OBJECTIVE :: Copy each of the entries below faithfully, setting aside any pictures.

DATA FOR THIS TASK ::
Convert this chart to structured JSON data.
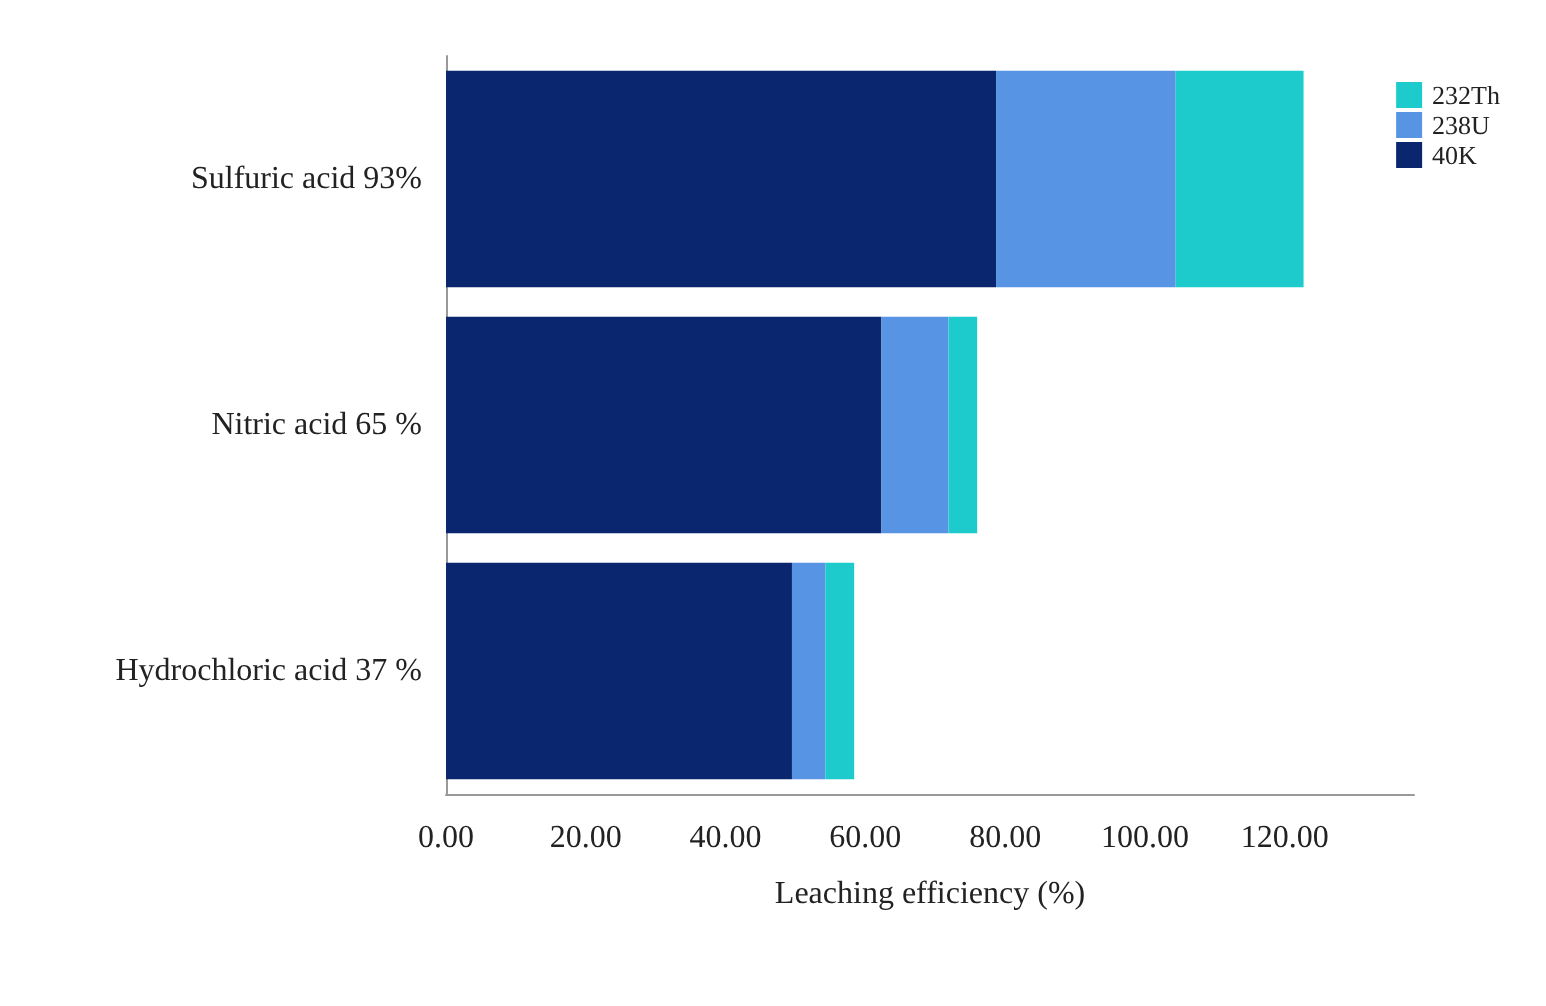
{
  "chart_data": {
    "type": "bar",
    "orientation": "horizontal",
    "stacked": true,
    "xlabel": "Leaching efficiency (%)",
    "categories": [
      "Sulfuric acid 93%",
      "Nitric acid 65 %",
      "Hydrochloric acid 37 %"
    ],
    "series": [
      {
        "name": "40K",
        "color": "#0a266e",
        "values": [
          78.7,
          62.3,
          49.5
        ]
      },
      {
        "name": "238U",
        "color": "#5794e4",
        "values": [
          25.7,
          9.6,
          4.8
        ]
      },
      {
        "name": "232Th",
        "color": "#1ecbcc",
        "values": [
          18.3,
          4.1,
          4.1
        ]
      }
    ],
    "xlim": [
      0,
      138.5
    ],
    "xticks": [
      {
        "value": 0,
        "label": "0.00"
      },
      {
        "value": 20,
        "label": "20.00"
      },
      {
        "value": 40,
        "label": "40.00"
      },
      {
        "value": 60,
        "label": "60.00"
      },
      {
        "value": 80,
        "label": "80.00"
      },
      {
        "value": 100,
        "label": "100.00"
      },
      {
        "value": 120,
        "label": "120.00"
      }
    ],
    "grid": false,
    "legend": "top right"
  }
}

WRITTEN REPLY ::
Convert this chart to structured JSON data.
{
  "chart_data": {
    "type": "bar",
    "orientation": "horizontal",
    "stacked": true,
    "xlabel": "Leaching efficiency (%)",
    "categories": [
      "Sulfuric acid 93%",
      "Nitric acid 65 %",
      "Hydrochloric acid 37 %"
    ],
    "series": [
      {
        "name": "40K",
        "color": "#0a266e",
        "values": [
          78.7,
          62.3,
          49.5
        ]
      },
      {
        "name": "238U",
        "color": "#5794e4",
        "values": [
          25.7,
          9.6,
          4.8
        ]
      },
      {
        "name": "232Th",
        "color": "#1ecbcc",
        "values": [
          18.3,
          4.1,
          4.1
        ]
      }
    ],
    "xlim": [
      0,
      138.5
    ],
    "xticks": [
      {
        "value": 0,
        "label": "0.00"
      },
      {
        "value": 20,
        "label": "20.00"
      },
      {
        "value": 40,
        "label": "40.00"
      },
      {
        "value": 60,
        "label": "60.00"
      },
      {
        "value": 80,
        "label": "80.00"
      },
      {
        "value": 100,
        "label": "100.00"
      },
      {
        "value": 120,
        "label": "120.00"
      }
    ],
    "grid": false,
    "legend": "top right"
  }
}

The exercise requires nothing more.